-- What you will do --
Which lines in the records below contain the word "text"? Copy each of them.

==== Records supplied

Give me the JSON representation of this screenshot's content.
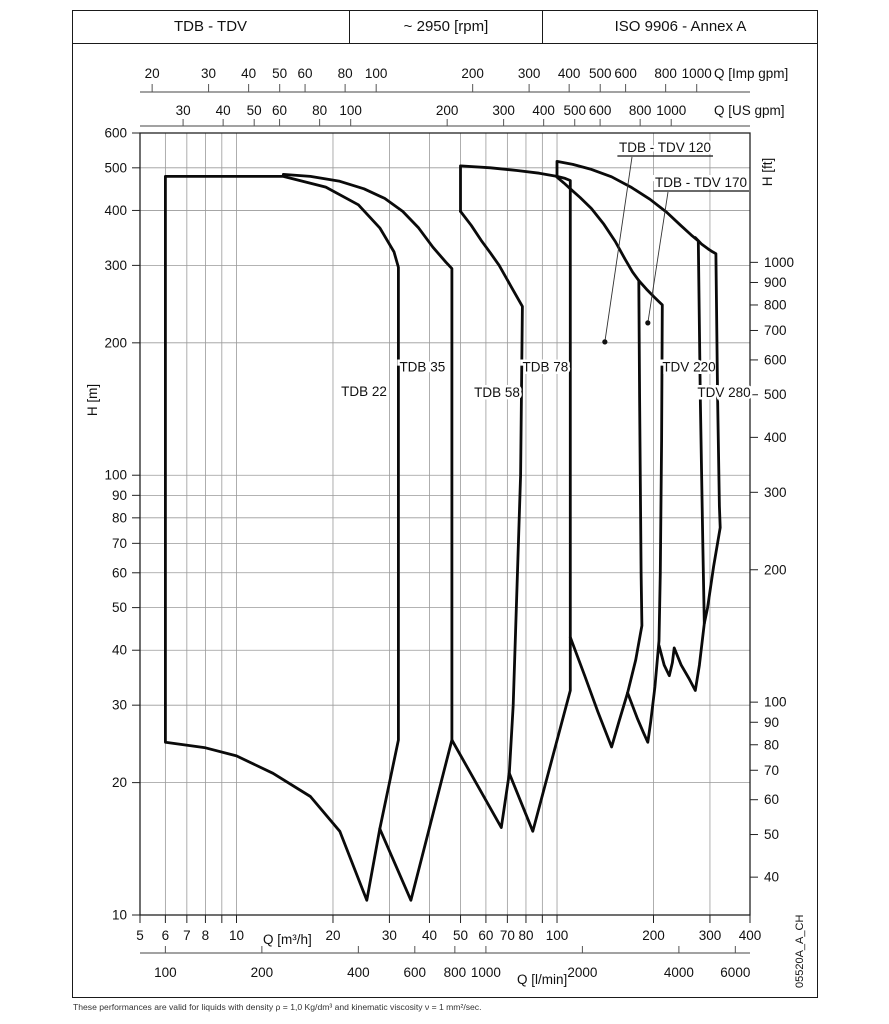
{
  "header": {
    "model_range": "TDB - TDV",
    "speed": "~ 2950 [rpm]",
    "standard": "ISO 9906 - Annex A"
  },
  "footer": {
    "note": "These performances are valid for liquids with density ρ = 1,0 Kg/dm³ and kinematic viscosity ν = 1 mm²/sec."
  },
  "doc_code": "05520A_A_CH",
  "colors": {
    "ink": "#111111",
    "grid": "#9a9a9a",
    "curve": "#0a0a0a",
    "axis": "#444444"
  },
  "chart_data": {
    "type": "line",
    "description": "Pump family coverage chart (head vs flow envelopes), log-log axes",
    "x_axis_main": {
      "label": "Q [m³/h]",
      "scale": "log",
      "range": [
        5,
        400
      ],
      "tick_values": [
        5,
        6,
        7,
        8,
        9,
        10,
        20,
        30,
        40,
        50,
        60,
        70,
        80,
        90,
        100,
        200,
        300,
        400
      ],
      "labeled_ticks": [
        5,
        6,
        7,
        8,
        10,
        20,
        30,
        40,
        50,
        60,
        70,
        80,
        100,
        200,
        300,
        400
      ],
      "gridline_values": [
        6,
        7,
        8,
        9,
        10,
        20,
        30,
        40,
        50,
        60,
        70,
        80,
        90,
        100,
        200,
        300
      ]
    },
    "x_axis_lmin": {
      "label": "Q [l/min]",
      "unit_per_m3h": 16.6667,
      "labeled_ticks": [
        100,
        200,
        400,
        600,
        800,
        1000,
        2000,
        4000,
        6000
      ]
    },
    "x_axis_imp_gpm": {
      "label": "Q [Imp gpm]",
      "m3h_per_unit": 0.27277,
      "labeled_ticks": [
        20,
        30,
        40,
        50,
        60,
        80,
        100,
        200,
        300,
        400,
        500,
        600,
        800,
        1000
      ]
    },
    "x_axis_us_gpm": {
      "label": "Q [US gpm]",
      "m3h_per_unit": 0.22712,
      "labeled_ticks": [
        30,
        40,
        50,
        60,
        80,
        100,
        200,
        300,
        400,
        500,
        600,
        800,
        1000
      ]
    },
    "y_axis_m": {
      "label": "H [m]",
      "scale": "log",
      "range": [
        10,
        600
      ],
      "labeled_ticks": [
        10,
        20,
        30,
        40,
        50,
        60,
        70,
        80,
        90,
        100,
        200,
        300,
        400,
        500,
        600
      ],
      "gridline_values": [
        20,
        30,
        40,
        50,
        60,
        70,
        80,
        90,
        100,
        200,
        300,
        400,
        500,
        600
      ]
    },
    "y_axis_ft": {
      "label": "H [ft]",
      "m_per_unit": 0.3048,
      "labeled_ticks": [
        40,
        50,
        60,
        70,
        80,
        90,
        100,
        200,
        300,
        400,
        500,
        600,
        700,
        800,
        900,
        1000
      ]
    },
    "series": [
      {
        "name": "TDB 22",
        "closed": true,
        "label_at": [
          25,
          155
        ],
        "outline_QH": [
          [
            6,
            478
          ],
          [
            14,
            478
          ],
          [
            19,
            452
          ],
          [
            24,
            412
          ],
          [
            28,
            365
          ],
          [
            31,
            322
          ],
          [
            32,
            297
          ],
          [
            32,
            25
          ],
          [
            28,
            15.7
          ],
          [
            25.5,
            10.8
          ],
          [
            21,
            15.5
          ],
          [
            17,
            18.6
          ],
          [
            13,
            21
          ],
          [
            10,
            23
          ],
          [
            8,
            24
          ],
          [
            6,
            24.7
          ]
        ]
      },
      {
        "name": "TDB 35",
        "closed": false,
        "label_at": [
          38,
          176
        ],
        "outline_QH": [
          [
            14,
            483
          ],
          [
            17,
            478
          ],
          [
            21,
            466
          ],
          [
            25,
            448
          ],
          [
            29,
            426
          ],
          [
            33,
            398
          ],
          [
            37,
            365
          ],
          [
            41,
            330
          ],
          [
            45,
            305
          ],
          [
            47,
            295
          ],
          [
            47,
            25
          ],
          [
            35,
            10.8
          ],
          [
            28,
            15.7
          ]
        ]
      },
      {
        "name": "TDB 58",
        "closed": false,
        "label_at": [
          65,
          154
        ],
        "outline_QH": [
          [
            50,
            398
          ],
          [
            54,
            370
          ],
          [
            58,
            342
          ],
          [
            62,
            320
          ],
          [
            66,
            300
          ],
          [
            72,
            268
          ],
          [
            78,
            242
          ],
          [
            77,
            100
          ],
          [
            73,
            30
          ],
          [
            71,
            21
          ],
          [
            67,
            15.8
          ],
          [
            47,
            25
          ]
        ]
      },
      {
        "name": "TDB 78",
        "closed": false,
        "label_at": [
          92,
          176
        ],
        "outline_QH": [
          [
            50,
            398
          ],
          [
            50,
            505
          ],
          [
            62,
            500
          ],
          [
            75,
            493
          ],
          [
            88,
            486
          ],
          [
            100,
            478
          ],
          [
            106,
            473
          ],
          [
            110,
            468
          ],
          [
            110,
            32.4
          ],
          [
            84,
            15.5
          ],
          [
            71,
            21
          ]
        ]
      },
      {
        "name": "TDB - TDV 120",
        "closed": false,
        "label_at": null,
        "callout": {
          "text": "TDB - TDV 120",
          "dot_QH": [
            141,
            201
          ]
        },
        "outline_QH": [
          [
            100,
            476
          ],
          [
            105,
            462
          ],
          [
            110,
            448
          ],
          [
            118,
            428
          ],
          [
            128,
            404
          ],
          [
            140,
            372
          ],
          [
            152,
            340
          ],
          [
            163,
            310
          ],
          [
            172,
            290
          ],
          [
            180,
            277
          ],
          [
            181,
            150
          ],
          [
            183,
            60
          ],
          [
            184,
            45.5
          ],
          [
            176,
            38
          ],
          [
            166,
            32
          ],
          [
            156,
            27.5
          ],
          [
            148,
            24.1
          ],
          [
            134,
            29
          ],
          [
            122,
            35
          ],
          [
            110,
            42.8
          ]
        ]
      },
      {
        "name": "TDB - TDV 170",
        "closed": false,
        "label_at": null,
        "callout": {
          "text": "TDB - TDV 170",
          "dot_QH": [
            192,
            222
          ]
        },
        "outline_QH": [
          [
            180,
            277
          ],
          [
            190,
            265
          ],
          [
            200,
            255
          ],
          [
            208,
            248
          ],
          [
            213,
            244
          ],
          [
            212,
            120
          ],
          [
            210,
            60
          ],
          [
            208,
            42
          ],
          [
            202,
            33
          ],
          [
            196,
            27.5
          ],
          [
            192,
            24.7
          ],
          [
            186,
            26
          ],
          [
            178,
            28
          ],
          [
            166,
            32
          ]
        ]
      },
      {
        "name": "TDV 220",
        "closed": false,
        "label_at": [
          258,
          176
        ],
        "outline_QH": [
          [
            100,
            478
          ],
          [
            100,
            517
          ],
          [
            112,
            509
          ],
          [
            128,
            496
          ],
          [
            148,
            477
          ],
          [
            170,
            452
          ],
          [
            195,
            424
          ],
          [
            220,
            396
          ],
          [
            243,
            370
          ],
          [
            262,
            352
          ],
          [
            276,
            341
          ],
          [
            280,
            150
          ],
          [
            285,
            70
          ],
          [
            288,
            46
          ],
          [
            278,
            37
          ],
          [
            270,
            32.4
          ],
          [
            258,
            34.5
          ],
          [
            244,
            37
          ],
          [
            232,
            40.5
          ],
          [
            229,
            37.5
          ],
          [
            224,
            35
          ],
          [
            216,
            37
          ],
          [
            208,
            41
          ]
        ]
      },
      {
        "name": "TDV 280",
        "closed": false,
        "label_at": [
          332,
          154
        ],
        "outline_QH": [
          [
            270,
            347
          ],
          [
            283,
            335
          ],
          [
            296,
            327
          ],
          [
            306,
            322
          ],
          [
            313,
            319
          ],
          [
            317,
            150
          ],
          [
            321,
            85
          ],
          [
            323,
            76
          ],
          [
            308,
            62
          ],
          [
            295,
            50
          ],
          [
            288,
            46
          ]
        ]
      }
    ],
    "callout_labels": [
      {
        "text": "TDB - TDV 120",
        "dot_QH": [
          141,
          201
        ]
      },
      {
        "text": "TDB - TDV 170",
        "dot_QH": [
          192,
          222
        ]
      }
    ]
  }
}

========

-- Full solution --
          "text": "TDB - TDV 120",
          "text": "TDB - TDV 170",
        "text": "TDB - TDV 120",
        "text": "TDB - TDV 170",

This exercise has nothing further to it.